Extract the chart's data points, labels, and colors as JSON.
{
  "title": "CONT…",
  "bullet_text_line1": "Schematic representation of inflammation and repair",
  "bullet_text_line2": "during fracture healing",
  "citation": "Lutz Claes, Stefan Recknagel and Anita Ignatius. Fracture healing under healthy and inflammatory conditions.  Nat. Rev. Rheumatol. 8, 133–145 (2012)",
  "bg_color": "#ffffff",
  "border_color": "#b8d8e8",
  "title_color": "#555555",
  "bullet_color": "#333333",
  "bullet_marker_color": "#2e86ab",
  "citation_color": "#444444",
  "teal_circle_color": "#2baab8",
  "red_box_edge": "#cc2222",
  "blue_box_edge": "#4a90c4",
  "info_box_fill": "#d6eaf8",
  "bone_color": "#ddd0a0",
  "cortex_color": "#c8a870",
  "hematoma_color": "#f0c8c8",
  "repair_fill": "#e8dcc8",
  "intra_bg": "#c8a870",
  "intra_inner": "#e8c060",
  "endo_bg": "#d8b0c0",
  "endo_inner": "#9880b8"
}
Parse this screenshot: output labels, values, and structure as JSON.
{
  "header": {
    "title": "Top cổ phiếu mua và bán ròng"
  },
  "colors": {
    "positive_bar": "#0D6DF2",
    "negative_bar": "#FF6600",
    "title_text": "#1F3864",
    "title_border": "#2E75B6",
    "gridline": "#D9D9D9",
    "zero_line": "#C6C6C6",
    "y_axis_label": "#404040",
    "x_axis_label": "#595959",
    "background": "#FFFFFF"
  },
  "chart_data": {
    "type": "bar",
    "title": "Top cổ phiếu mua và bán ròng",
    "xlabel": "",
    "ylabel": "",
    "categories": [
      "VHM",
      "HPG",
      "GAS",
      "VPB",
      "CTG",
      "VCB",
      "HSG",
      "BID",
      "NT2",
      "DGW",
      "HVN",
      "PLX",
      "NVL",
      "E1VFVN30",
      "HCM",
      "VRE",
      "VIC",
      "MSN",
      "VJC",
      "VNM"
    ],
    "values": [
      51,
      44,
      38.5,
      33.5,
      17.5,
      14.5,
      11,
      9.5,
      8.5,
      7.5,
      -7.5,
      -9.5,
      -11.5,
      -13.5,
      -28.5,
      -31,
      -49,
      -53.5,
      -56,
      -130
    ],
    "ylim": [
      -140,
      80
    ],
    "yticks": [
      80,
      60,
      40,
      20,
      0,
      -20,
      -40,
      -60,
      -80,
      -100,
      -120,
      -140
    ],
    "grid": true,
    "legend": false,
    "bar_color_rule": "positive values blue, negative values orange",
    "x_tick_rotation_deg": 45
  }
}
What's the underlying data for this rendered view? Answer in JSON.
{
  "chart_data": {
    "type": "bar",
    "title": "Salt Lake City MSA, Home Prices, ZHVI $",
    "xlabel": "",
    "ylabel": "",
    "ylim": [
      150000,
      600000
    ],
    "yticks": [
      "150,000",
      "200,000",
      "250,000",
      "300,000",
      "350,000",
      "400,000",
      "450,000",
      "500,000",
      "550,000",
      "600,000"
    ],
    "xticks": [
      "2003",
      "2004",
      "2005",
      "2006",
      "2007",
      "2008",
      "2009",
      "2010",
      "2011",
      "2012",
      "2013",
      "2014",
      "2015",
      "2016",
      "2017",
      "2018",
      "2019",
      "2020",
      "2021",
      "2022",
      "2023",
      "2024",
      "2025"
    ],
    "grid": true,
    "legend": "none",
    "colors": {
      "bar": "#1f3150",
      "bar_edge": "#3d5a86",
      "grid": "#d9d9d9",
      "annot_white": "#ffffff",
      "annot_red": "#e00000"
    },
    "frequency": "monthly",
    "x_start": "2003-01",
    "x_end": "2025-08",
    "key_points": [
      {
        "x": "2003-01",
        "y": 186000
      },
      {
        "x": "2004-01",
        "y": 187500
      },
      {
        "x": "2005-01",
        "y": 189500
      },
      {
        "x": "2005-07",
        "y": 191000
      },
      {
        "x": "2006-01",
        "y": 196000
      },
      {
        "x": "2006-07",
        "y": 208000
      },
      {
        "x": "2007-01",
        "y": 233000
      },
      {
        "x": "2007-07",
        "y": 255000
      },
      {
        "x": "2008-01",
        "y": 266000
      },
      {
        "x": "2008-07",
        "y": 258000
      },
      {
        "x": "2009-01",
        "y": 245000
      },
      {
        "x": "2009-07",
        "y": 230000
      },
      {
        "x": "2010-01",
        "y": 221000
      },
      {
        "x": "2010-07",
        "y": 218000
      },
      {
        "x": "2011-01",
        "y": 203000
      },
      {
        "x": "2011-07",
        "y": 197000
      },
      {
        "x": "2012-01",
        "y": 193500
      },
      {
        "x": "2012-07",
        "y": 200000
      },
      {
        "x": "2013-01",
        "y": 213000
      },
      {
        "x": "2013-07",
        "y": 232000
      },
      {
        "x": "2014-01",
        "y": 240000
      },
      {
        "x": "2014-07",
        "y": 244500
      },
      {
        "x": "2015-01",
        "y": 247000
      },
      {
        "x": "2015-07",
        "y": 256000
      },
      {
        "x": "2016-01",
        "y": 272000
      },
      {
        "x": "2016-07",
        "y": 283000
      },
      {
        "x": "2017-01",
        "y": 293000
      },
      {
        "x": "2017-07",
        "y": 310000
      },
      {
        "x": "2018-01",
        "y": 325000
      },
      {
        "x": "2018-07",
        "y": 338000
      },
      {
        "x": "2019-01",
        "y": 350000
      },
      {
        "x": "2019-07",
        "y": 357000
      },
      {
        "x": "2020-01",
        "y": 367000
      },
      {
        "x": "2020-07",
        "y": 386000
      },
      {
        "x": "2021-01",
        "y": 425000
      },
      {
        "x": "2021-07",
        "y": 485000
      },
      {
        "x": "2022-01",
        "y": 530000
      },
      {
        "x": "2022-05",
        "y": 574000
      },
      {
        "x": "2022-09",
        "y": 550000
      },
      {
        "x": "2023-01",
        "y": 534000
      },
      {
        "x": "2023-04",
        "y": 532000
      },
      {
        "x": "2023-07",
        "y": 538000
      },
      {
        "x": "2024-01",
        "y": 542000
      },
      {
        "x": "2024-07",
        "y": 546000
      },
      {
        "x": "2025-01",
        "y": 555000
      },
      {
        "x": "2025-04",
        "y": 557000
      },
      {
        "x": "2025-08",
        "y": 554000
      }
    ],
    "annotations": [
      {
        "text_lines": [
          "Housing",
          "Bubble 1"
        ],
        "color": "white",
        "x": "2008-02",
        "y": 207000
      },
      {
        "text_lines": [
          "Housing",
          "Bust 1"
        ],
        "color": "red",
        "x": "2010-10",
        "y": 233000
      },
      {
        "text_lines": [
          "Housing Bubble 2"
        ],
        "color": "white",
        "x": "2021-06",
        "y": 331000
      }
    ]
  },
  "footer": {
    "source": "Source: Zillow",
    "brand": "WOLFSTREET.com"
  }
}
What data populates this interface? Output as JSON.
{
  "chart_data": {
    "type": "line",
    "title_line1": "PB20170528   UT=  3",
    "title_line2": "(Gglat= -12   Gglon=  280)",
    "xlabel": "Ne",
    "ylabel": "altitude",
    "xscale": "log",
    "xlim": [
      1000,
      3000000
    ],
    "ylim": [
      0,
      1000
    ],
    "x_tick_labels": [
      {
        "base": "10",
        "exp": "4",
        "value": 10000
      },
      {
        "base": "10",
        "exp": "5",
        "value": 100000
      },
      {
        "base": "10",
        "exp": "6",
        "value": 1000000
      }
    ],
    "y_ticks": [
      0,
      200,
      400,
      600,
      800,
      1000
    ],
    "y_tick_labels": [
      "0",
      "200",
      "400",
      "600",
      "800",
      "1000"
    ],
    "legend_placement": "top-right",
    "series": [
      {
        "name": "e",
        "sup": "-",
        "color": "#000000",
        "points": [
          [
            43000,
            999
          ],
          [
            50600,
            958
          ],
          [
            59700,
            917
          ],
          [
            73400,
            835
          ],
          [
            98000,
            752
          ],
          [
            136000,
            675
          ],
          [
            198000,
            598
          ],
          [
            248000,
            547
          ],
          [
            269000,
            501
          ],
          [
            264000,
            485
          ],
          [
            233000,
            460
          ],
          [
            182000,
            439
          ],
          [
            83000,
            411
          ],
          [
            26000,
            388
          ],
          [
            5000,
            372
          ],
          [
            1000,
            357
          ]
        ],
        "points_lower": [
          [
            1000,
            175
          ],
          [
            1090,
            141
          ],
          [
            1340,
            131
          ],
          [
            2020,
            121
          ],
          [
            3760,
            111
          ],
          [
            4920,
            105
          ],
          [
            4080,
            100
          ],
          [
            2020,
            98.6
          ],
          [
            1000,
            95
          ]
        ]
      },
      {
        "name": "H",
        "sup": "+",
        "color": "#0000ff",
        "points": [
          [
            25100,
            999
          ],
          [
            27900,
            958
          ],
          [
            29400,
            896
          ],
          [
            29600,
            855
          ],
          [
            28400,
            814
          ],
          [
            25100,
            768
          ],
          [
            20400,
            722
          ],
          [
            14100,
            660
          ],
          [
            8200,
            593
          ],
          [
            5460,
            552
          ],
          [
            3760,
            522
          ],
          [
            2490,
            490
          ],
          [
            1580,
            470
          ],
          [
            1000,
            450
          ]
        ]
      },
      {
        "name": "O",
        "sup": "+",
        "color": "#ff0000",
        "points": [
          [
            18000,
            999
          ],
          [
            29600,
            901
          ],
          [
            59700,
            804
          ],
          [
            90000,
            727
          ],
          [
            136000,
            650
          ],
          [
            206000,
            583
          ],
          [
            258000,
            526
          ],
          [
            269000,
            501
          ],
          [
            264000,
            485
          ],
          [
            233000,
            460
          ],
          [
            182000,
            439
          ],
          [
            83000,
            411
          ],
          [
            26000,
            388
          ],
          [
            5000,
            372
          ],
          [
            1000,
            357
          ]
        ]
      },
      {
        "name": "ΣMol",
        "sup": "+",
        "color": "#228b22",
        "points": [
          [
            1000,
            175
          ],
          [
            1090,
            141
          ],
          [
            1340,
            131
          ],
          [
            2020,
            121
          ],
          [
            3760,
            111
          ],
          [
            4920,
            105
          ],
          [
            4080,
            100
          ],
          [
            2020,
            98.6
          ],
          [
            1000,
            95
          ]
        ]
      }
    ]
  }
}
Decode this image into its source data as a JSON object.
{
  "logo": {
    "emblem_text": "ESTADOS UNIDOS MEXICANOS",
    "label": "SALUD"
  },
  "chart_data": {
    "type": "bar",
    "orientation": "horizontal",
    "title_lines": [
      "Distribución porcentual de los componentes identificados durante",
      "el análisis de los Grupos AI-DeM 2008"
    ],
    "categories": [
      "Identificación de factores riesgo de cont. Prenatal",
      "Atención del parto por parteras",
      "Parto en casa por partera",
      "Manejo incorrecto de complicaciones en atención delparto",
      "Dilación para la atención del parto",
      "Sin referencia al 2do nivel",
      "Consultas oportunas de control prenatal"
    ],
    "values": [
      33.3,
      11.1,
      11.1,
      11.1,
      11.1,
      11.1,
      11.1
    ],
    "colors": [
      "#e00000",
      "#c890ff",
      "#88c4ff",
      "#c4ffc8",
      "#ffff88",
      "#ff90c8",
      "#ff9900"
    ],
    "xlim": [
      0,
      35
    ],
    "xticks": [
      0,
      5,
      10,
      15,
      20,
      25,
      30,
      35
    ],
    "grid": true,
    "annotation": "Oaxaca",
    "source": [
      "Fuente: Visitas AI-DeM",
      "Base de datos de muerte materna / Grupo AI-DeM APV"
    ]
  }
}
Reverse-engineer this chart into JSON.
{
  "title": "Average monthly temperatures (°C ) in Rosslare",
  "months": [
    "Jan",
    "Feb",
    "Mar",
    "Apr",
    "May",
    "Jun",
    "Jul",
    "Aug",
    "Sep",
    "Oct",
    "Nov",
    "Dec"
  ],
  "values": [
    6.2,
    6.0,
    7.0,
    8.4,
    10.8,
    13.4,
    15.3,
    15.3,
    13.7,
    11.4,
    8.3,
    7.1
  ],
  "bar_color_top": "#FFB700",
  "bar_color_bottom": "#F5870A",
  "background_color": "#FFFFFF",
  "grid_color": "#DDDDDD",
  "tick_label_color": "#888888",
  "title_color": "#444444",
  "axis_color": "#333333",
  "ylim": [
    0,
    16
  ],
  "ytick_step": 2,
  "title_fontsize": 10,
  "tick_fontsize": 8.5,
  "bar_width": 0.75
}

★ ★ ★

## EXERCISE PROMPT
Sift through the entries and copy every line with "this".

## THE RESPONSE
Parse this screenshot: output labels, values, and structure as JSON.
What's the underlying data for this rendered view? Answer in JSON.
What data populates this interface? Output as JSON.
Decode this image into its source data as a JSON object.
Reverse-engineer this chart into JSON.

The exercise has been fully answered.